[START OF Material for this task]

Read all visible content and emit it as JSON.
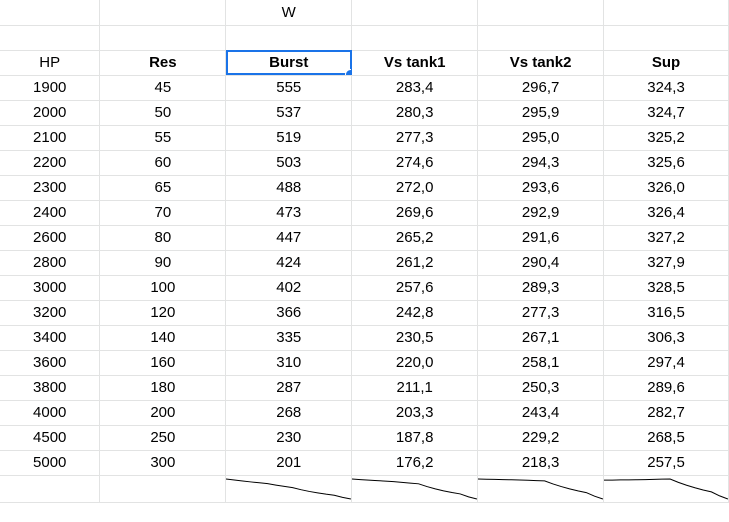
{
  "top_label": "W",
  "headers": [
    "HP",
    "Res",
    "Burst",
    "Vs tank1",
    "Vs tank2",
    "Sup"
  ],
  "selected_cell": "Burst",
  "rows": [
    [
      "1900",
      "45",
      "555",
      "283,4",
      "296,7",
      "324,3"
    ],
    [
      "2000",
      "50",
      "537",
      "280,3",
      "295,9",
      "324,7"
    ],
    [
      "2100",
      "55",
      "519",
      "277,3",
      "295,0",
      "325,2"
    ],
    [
      "2200",
      "60",
      "503",
      "274,6",
      "294,3",
      "325,6"
    ],
    [
      "2300",
      "65",
      "488",
      "272,0",
      "293,6",
      "326,0"
    ],
    [
      "2400",
      "70",
      "473",
      "269,6",
      "292,9",
      "326,4"
    ],
    [
      "2600",
      "80",
      "447",
      "265,2",
      "291,6",
      "327,2"
    ],
    [
      "2800",
      "90",
      "424",
      "261,2",
      "290,4",
      "327,9"
    ],
    [
      "3000",
      "100",
      "402",
      "257,6",
      "289,3",
      "328,5"
    ],
    [
      "3200",
      "120",
      "366",
      "242,8",
      "277,3",
      "316,5"
    ],
    [
      "3400",
      "140",
      "335",
      "230,5",
      "267,1",
      "306,3"
    ],
    [
      "3600",
      "160",
      "310",
      "220,0",
      "258,1",
      "297,4"
    ],
    [
      "3800",
      "180",
      "287",
      "211,1",
      "250,3",
      "289,6"
    ],
    [
      "4000",
      "200",
      "268",
      "203,3",
      "243,4",
      "282,7"
    ],
    [
      "4500",
      "250",
      "230",
      "187,8",
      "229,2",
      "268,5"
    ],
    [
      "5000",
      "300",
      "201",
      "176,2",
      "218,3",
      "257,5"
    ]
  ],
  "sparklines": {
    "burst": [
      555,
      537,
      519,
      503,
      488,
      473,
      447,
      424,
      402,
      366,
      335,
      310,
      287,
      268,
      230,
      201
    ],
    "vs_tank1": [
      283.4,
      280.3,
      277.3,
      274.6,
      272.0,
      269.6,
      265.2,
      261.2,
      257.6,
      242.8,
      230.5,
      220.0,
      211.1,
      203.3,
      187.8,
      176.2
    ],
    "vs_tank2": [
      296.7,
      295.9,
      295.0,
      294.3,
      293.6,
      292.9,
      291.6,
      290.4,
      289.3,
      277.3,
      267.1,
      258.1,
      250.3,
      243.4,
      229.2,
      218.3
    ],
    "sup": [
      324.3,
      324.7,
      325.2,
      325.6,
      326.0,
      326.4,
      327.2,
      327.9,
      328.5,
      316.5,
      306.3,
      297.4,
      289.6,
      282.7,
      268.5,
      257.5
    ]
  },
  "colors": {
    "grid_line": "#e2e3e3",
    "selection": "#1a73e8",
    "sparkline": "#000000"
  }
}
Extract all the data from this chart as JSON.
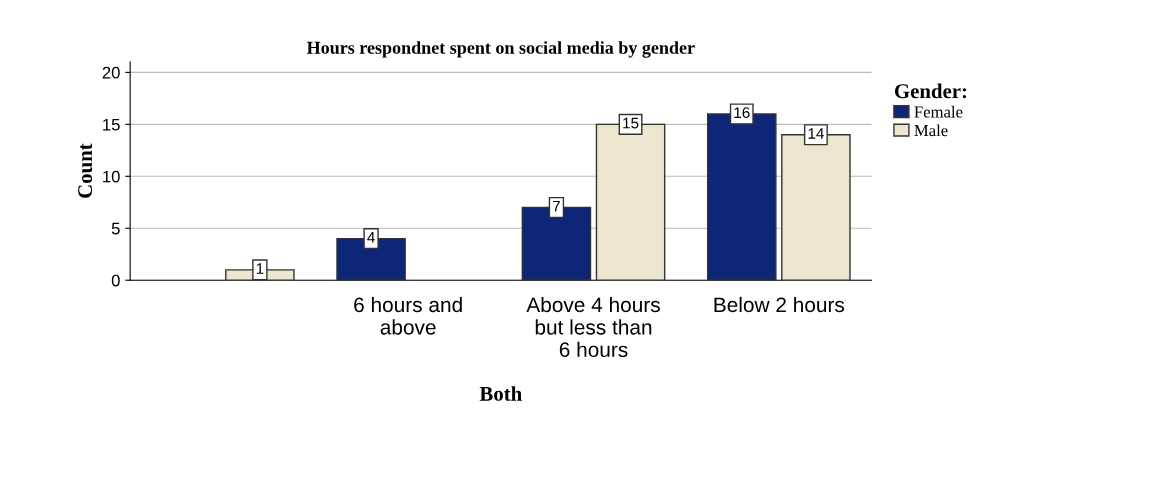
{
  "chart_data": {
    "type": "bar",
    "title": "Hours respondnet spent on social media by gender",
    "categories": [
      null,
      "6 hours and above",
      "Above 4 hours but less than 6 hours",
      "Below 2 hours"
    ],
    "series": [
      {
        "name": "Female",
        "color": "#0d2677",
        "values": [
          null,
          4,
          7,
          16
        ]
      },
      {
        "name": "Male",
        "color": "#ece6cf",
        "values": [
          1,
          null,
          15,
          14
        ]
      }
    ],
    "xlabel": "Both",
    "ylabel": "Count",
    "legend_title": "Gender:",
    "ylim": [
      0,
      21
    ],
    "yticks": [
      0,
      5,
      10,
      15,
      20
    ],
    "grid": "y",
    "legend": "right",
    "data_labels": true
  }
}
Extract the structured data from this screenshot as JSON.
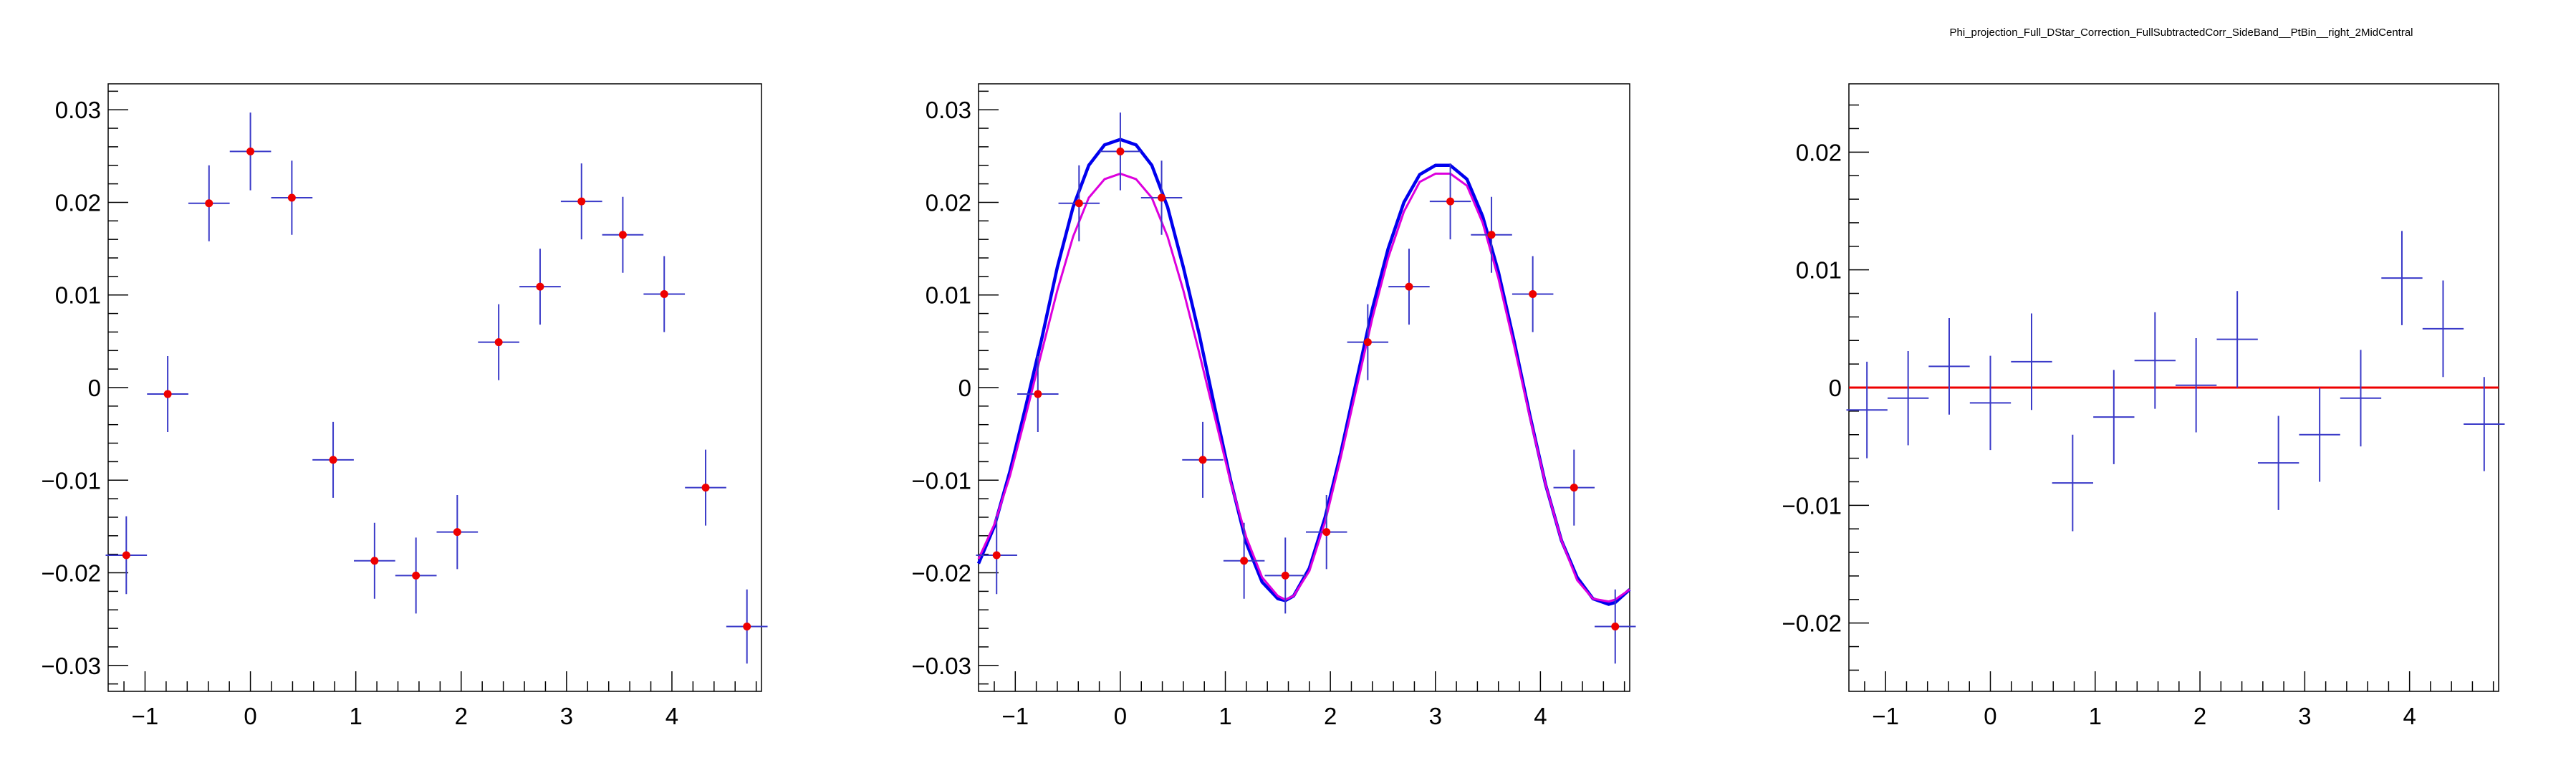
{
  "title": "Phi_projection_Full_DStar_Correction_FullSubtractedCorr_SideBand__PtBin__right_2MidCentral",
  "colors": {
    "points": "#ee0000",
    "errors": "#3a3ac8",
    "fit_total": "#0000ee",
    "fit_component": "#dd00dd",
    "zero_line": "#ee0000",
    "frame": "#000000"
  },
  "chart_data": [
    {
      "type": "scatter",
      "id": "left",
      "xlim": [
        -1.35,
        4.85
      ],
      "ylim": [
        -0.0328,
        0.0328
      ],
      "x_ticks": [
        -1,
        0,
        1,
        2,
        3,
        4
      ],
      "x_tick_labels": [
        "−1",
        "0",
        "1",
        "2",
        "3",
        "4"
      ],
      "y_ticks": [
        -0.03,
        -0.02,
        -0.01,
        0,
        0.01,
        0.02,
        0.03
      ],
      "y_tick_labels": [
        "−0.03",
        "−0.02",
        "−0.01",
        "0",
        "0.01",
        "0.02",
        "0.03"
      ],
      "markers": true,
      "x_halfwidth": 0.196,
      "x": [
        -1.178,
        -0.785,
        -0.393,
        0.0,
        0.393,
        0.785,
        1.178,
        1.571,
        1.963,
        2.356,
        2.749,
        3.142,
        3.534,
        3.927,
        4.32,
        4.712
      ],
      "y": [
        -0.0181,
        -0.0007,
        0.0199,
        0.0255,
        0.0205,
        -0.0078,
        -0.0187,
        -0.0203,
        -0.0156,
        0.0049,
        0.0109,
        0.0201,
        0.0165,
        0.0101,
        -0.0108,
        -0.0258
      ],
      "yerr": [
        0.0042,
        0.0041,
        0.0041,
        0.0042,
        0.004,
        0.0041,
        0.0041,
        0.0041,
        0.004,
        0.0041,
        0.0041,
        0.0041,
        0.0041,
        0.0041,
        0.0041,
        0.004
      ]
    },
    {
      "type": "scatter",
      "id": "middle",
      "xlim": [
        -1.35,
        4.85
      ],
      "ylim": [
        -0.0328,
        0.0328
      ],
      "x_ticks": [
        -1,
        0,
        1,
        2,
        3,
        4
      ],
      "x_tick_labels": [
        "−1",
        "0",
        "1",
        "2",
        "3",
        "4"
      ],
      "y_ticks": [
        -0.03,
        -0.02,
        -0.01,
        0,
        0.01,
        0.02,
        0.03
      ],
      "y_tick_labels": [
        "−0.03",
        "−0.02",
        "−0.01",
        "0",
        "0.01",
        "0.02",
        "0.03"
      ],
      "markers": true,
      "x_halfwidth": 0.196,
      "x": [
        -1.178,
        -0.785,
        -0.393,
        0.0,
        0.393,
        0.785,
        1.178,
        1.571,
        1.963,
        2.356,
        2.749,
        3.142,
        3.534,
        3.927,
        4.32,
        4.712
      ],
      "y": [
        -0.0181,
        -0.0007,
        0.0199,
        0.0255,
        0.0205,
        -0.0078,
        -0.0187,
        -0.0203,
        -0.0156,
        0.0049,
        0.0109,
        0.0201,
        0.0165,
        0.0101,
        -0.0108,
        -0.0258
      ],
      "yerr": [
        0.0042,
        0.0041,
        0.0041,
        0.0042,
        0.004,
        0.0041,
        0.0041,
        0.0041,
        0.004,
        0.0041,
        0.0041,
        0.0041,
        0.0041,
        0.0041,
        0.0041,
        0.004
      ],
      "curves": [
        {
          "x": [
            -1.35,
            -1.2,
            -1.05,
            -0.9,
            -0.75,
            -0.6,
            -0.45,
            -0.3,
            -0.15,
            0.0,
            0.15,
            0.3,
            0.45,
            0.6,
            0.75,
            0.9,
            1.05,
            1.2,
            1.35,
            1.5,
            1.571,
            1.65,
            1.8,
            1.95,
            2.1,
            2.25,
            2.4,
            2.55,
            2.7,
            2.85,
            3.0,
            3.142,
            3.3,
            3.45,
            3.6,
            3.75,
            3.9,
            4.05,
            4.2,
            4.35,
            4.5,
            4.65,
            4.712,
            4.85
          ],
          "y": [
            -0.019,
            -0.015,
            -0.009,
            -0.002,
            0.0052,
            0.013,
            0.0195,
            0.024,
            0.0262,
            0.0268,
            0.0262,
            0.024,
            0.0195,
            0.013,
            0.0058,
            -0.0022,
            -0.01,
            -0.0168,
            -0.021,
            -0.0228,
            -0.023,
            -0.0225,
            -0.0195,
            -0.014,
            -0.007,
            0.0008,
            0.0085,
            0.015,
            0.02,
            0.023,
            0.024,
            0.024,
            0.0225,
            0.0185,
            0.0125,
            0.005,
            -0.003,
            -0.0105,
            -0.0165,
            -0.0205,
            -0.0228,
            -0.0234,
            -0.0232,
            -0.0218
          ]
        },
        {
          "x": [
            -1.35,
            -1.2,
            -1.05,
            -0.9,
            -0.75,
            -0.6,
            -0.45,
            -0.3,
            -0.15,
            0.0,
            0.15,
            0.3,
            0.45,
            0.6,
            0.75,
            0.9,
            1.05,
            1.2,
            1.35,
            1.5,
            1.571,
            1.65,
            1.8,
            1.95,
            2.1,
            2.25,
            2.4,
            2.55,
            2.7,
            2.85,
            3.0,
            3.142,
            3.3,
            3.45,
            3.6,
            3.75,
            3.9,
            4.05,
            4.2,
            4.35,
            4.5,
            4.65,
            4.712,
            4.85
          ],
          "y": [
            -0.0185,
            -0.0148,
            -0.0095,
            -0.003,
            0.0038,
            0.0105,
            0.0163,
            0.0205,
            0.0225,
            0.0231,
            0.0225,
            0.0205,
            0.0163,
            0.0105,
            0.0038,
            -0.0032,
            -0.0102,
            -0.0162,
            -0.0205,
            -0.0225,
            -0.0229,
            -0.0225,
            -0.0198,
            -0.0145,
            -0.0075,
            0.0,
            0.0075,
            0.014,
            0.019,
            0.0222,
            0.0231,
            0.0231,
            0.0218,
            0.0178,
            0.0118,
            0.0045,
            -0.0032,
            -0.0105,
            -0.0165,
            -0.0208,
            -0.0228,
            -0.0231,
            -0.0229,
            -0.0218
          ]
        }
      ]
    },
    {
      "type": "scatter",
      "id": "right",
      "xlim": [
        -1.35,
        4.85
      ],
      "ylim": [
        -0.0258,
        0.0258
      ],
      "x_ticks": [
        -1,
        0,
        1,
        2,
        3,
        4
      ],
      "x_tick_labels": [
        "−1",
        "0",
        "1",
        "2",
        "3",
        "4"
      ],
      "y_ticks": [
        -0.02,
        -0.01,
        0,
        0.01,
        0.02
      ],
      "y_tick_labels": [
        "−0.02",
        "−0.01",
        "0",
        "0.01",
        "0.02"
      ],
      "markers": false,
      "x_halfwidth": 0.196,
      "x": [
        -1.178,
        -0.785,
        -0.393,
        0.0,
        0.393,
        0.785,
        1.178,
        1.571,
        1.963,
        2.356,
        2.749,
        3.142,
        3.534,
        3.927,
        4.32,
        4.712
      ],
      "y": [
        -0.0019,
        -0.0009,
        0.0018,
        -0.0013,
        0.0022,
        -0.0081,
        -0.0025,
        0.0023,
        0.0002,
        0.0041,
        -0.0064,
        -0.004,
        -0.0009,
        0.0093,
        0.005,
        -0.0031
      ],
      "yerr": [
        0.0041,
        0.004,
        0.0041,
        0.004,
        0.0041,
        0.0041,
        0.004,
        0.0041,
        0.004,
        0.0041,
        0.004,
        0.004,
        0.0041,
        0.004,
        0.0041,
        0.004
      ],
      "hline": 0
    }
  ]
}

[END OF Material for this task]

What this task involves: Using the records above, pull out each line where the word "from" occurs.

Completed task:
Extract all the data from this chart as JSON.
Extract the structured data from this screenshot as JSON.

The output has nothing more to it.